* Work to be completed
Drop the pictures, then extract the listing word for word.

* Data to process
================================

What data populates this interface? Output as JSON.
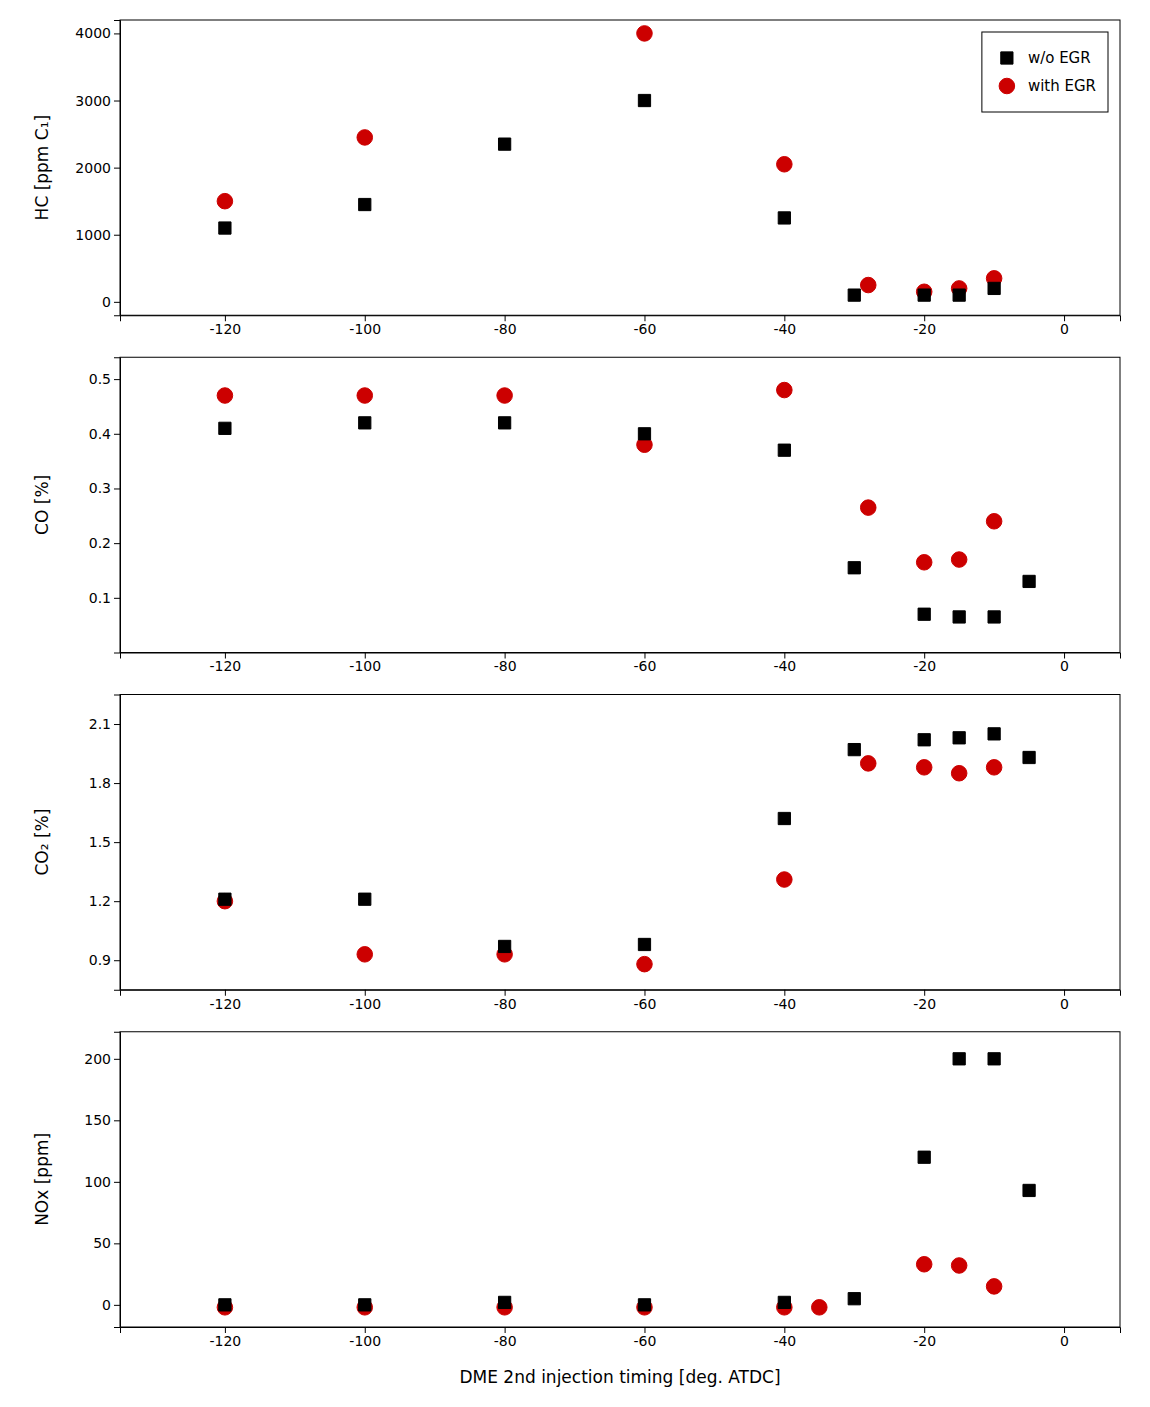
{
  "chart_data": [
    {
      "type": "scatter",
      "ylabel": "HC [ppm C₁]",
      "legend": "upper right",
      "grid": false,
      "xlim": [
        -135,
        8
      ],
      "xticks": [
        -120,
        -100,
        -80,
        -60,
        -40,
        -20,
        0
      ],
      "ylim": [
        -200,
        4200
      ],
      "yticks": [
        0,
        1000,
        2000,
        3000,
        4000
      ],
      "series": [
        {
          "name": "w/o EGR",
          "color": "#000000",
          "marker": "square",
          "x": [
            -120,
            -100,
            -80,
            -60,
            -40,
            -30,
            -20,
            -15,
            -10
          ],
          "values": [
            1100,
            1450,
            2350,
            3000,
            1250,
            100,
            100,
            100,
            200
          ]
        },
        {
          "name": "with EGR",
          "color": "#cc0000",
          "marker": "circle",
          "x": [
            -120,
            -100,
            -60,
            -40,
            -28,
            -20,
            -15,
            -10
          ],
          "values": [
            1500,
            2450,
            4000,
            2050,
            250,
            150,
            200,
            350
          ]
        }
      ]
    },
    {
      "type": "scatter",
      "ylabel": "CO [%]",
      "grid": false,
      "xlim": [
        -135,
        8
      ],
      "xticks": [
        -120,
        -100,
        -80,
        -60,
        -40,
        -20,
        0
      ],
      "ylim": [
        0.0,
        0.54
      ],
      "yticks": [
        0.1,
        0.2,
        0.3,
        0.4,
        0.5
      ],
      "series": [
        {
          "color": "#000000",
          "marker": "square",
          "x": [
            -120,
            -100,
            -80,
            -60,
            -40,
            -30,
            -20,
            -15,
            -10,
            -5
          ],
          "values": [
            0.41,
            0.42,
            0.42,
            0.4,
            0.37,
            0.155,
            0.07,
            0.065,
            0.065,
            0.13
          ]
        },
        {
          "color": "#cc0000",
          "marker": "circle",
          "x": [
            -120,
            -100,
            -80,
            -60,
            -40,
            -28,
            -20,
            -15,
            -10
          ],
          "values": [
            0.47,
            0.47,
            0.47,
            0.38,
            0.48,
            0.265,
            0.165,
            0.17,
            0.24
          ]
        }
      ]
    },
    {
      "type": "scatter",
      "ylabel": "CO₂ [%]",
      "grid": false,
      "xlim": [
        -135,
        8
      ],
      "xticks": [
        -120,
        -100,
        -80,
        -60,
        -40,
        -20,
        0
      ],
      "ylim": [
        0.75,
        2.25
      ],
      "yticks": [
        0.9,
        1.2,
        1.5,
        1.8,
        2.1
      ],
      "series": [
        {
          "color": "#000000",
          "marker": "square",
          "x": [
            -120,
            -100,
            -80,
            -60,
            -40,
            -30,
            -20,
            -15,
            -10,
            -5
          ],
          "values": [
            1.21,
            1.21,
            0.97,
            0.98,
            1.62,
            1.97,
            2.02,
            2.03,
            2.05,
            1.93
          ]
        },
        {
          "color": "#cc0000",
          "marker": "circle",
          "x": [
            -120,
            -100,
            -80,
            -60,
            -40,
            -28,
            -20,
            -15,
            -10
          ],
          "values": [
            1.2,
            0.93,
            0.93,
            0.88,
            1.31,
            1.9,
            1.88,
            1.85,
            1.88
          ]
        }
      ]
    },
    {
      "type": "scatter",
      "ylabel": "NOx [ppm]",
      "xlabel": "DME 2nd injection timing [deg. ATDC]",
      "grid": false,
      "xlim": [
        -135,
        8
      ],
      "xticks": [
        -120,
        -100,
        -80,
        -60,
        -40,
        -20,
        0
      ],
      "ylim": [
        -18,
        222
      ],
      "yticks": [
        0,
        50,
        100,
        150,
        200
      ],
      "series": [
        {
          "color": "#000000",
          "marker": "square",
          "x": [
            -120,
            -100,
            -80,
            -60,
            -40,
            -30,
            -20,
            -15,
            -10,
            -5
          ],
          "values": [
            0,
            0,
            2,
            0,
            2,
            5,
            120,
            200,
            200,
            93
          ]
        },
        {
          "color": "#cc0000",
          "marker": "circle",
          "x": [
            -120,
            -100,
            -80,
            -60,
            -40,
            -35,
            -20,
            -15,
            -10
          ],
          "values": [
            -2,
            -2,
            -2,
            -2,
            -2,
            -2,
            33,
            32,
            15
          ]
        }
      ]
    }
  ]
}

================================

* Output below
What data populates this interface? Output as JSON.
{
  "chart_data": [
    {
      "type": "scatter",
      "ylabel": "HC [ppm C₁]",
      "legend": "upper right",
      "grid": false,
      "xlim": [
        -135,
        8
      ],
      "xticks": [
        -120,
        -100,
        -80,
        -60,
        -40,
        -20,
        0
      ],
      "ylim": [
        -200,
        4200
      ],
      "yticks": [
        0,
        1000,
        2000,
        3000,
        4000
      ],
      "series": [
        {
          "name": "w/o EGR",
          "color": "#000000",
          "marker": "square",
          "x": [
            -120,
            -100,
            -80,
            -60,
            -40,
            -30,
            -20,
            -15,
            -10
          ],
          "values": [
            1100,
            1450,
            2350,
            3000,
            1250,
            100,
            100,
            100,
            200
          ]
        },
        {
          "name": "with EGR",
          "color": "#cc0000",
          "marker": "circle",
          "x": [
            -120,
            -100,
            -60,
            -40,
            -28,
            -20,
            -15,
            -10
          ],
          "values": [
            1500,
            2450,
            4000,
            2050,
            250,
            150,
            200,
            350
          ]
        }
      ]
    },
    {
      "type": "scatter",
      "ylabel": "CO [%]",
      "grid": false,
      "xlim": [
        -135,
        8
      ],
      "xticks": [
        -120,
        -100,
        -80,
        -60,
        -40,
        -20,
        0
      ],
      "ylim": [
        0.0,
        0.54
      ],
      "yticks": [
        0.1,
        0.2,
        0.3,
        0.4,
        0.5
      ],
      "series": [
        {
          "color": "#000000",
          "marker": "square",
          "x": [
            -120,
            -100,
            -80,
            -60,
            -40,
            -30,
            -20,
            -15,
            -10,
            -5
          ],
          "values": [
            0.41,
            0.42,
            0.42,
            0.4,
            0.37,
            0.155,
            0.07,
            0.065,
            0.065,
            0.13
          ]
        },
        {
          "color": "#cc0000",
          "marker": "circle",
          "x": [
            -120,
            -100,
            -80,
            -60,
            -40,
            -28,
            -20,
            -15,
            -10
          ],
          "values": [
            0.47,
            0.47,
            0.47,
            0.38,
            0.48,
            0.265,
            0.165,
            0.17,
            0.24
          ]
        }
      ]
    },
    {
      "type": "scatter",
      "ylabel": "CO₂ [%]",
      "grid": false,
      "xlim": [
        -135,
        8
      ],
      "xticks": [
        -120,
        -100,
        -80,
        -60,
        -40,
        -20,
        0
      ],
      "ylim": [
        0.75,
        2.25
      ],
      "yticks": [
        0.9,
        1.2,
        1.5,
        1.8,
        2.1
      ],
      "series": [
        {
          "color": "#000000",
          "marker": "square",
          "x": [
            -120,
            -100,
            -80,
            -60,
            -40,
            -30,
            -20,
            -15,
            -10,
            -5
          ],
          "values": [
            1.21,
            1.21,
            0.97,
            0.98,
            1.62,
            1.97,
            2.02,
            2.03,
            2.05,
            1.93
          ]
        },
        {
          "color": "#cc0000",
          "marker": "circle",
          "x": [
            -120,
            -100,
            -80,
            -60,
            -40,
            -28,
            -20,
            -15,
            -10
          ],
          "values": [
            1.2,
            0.93,
            0.93,
            0.88,
            1.31,
            1.9,
            1.88,
            1.85,
            1.88
          ]
        }
      ]
    },
    {
      "type": "scatter",
      "ylabel": "NOx [ppm]",
      "xlabel": "DME 2nd injection timing [deg. ATDC]",
      "grid": false,
      "xlim": [
        -135,
        8
      ],
      "xticks": [
        -120,
        -100,
        -80,
        -60,
        -40,
        -20,
        0
      ],
      "ylim": [
        -18,
        222
      ],
      "yticks": [
        0,
        50,
        100,
        150,
        200
      ],
      "series": [
        {
          "color": "#000000",
          "marker": "square",
          "x": [
            -120,
            -100,
            -80,
            -60,
            -40,
            -30,
            -20,
            -15,
            -10,
            -5
          ],
          "values": [
            0,
            0,
            2,
            0,
            2,
            5,
            120,
            200,
            200,
            93
          ]
        },
        {
          "color": "#cc0000",
          "marker": "circle",
          "x": [
            -120,
            -100,
            -80,
            -60,
            -40,
            -35,
            -20,
            -15,
            -10
          ],
          "values": [
            -2,
            -2,
            -2,
            -2,
            -2,
            -2,
            33,
            32,
            15
          ]
        }
      ]
    }
  ]
}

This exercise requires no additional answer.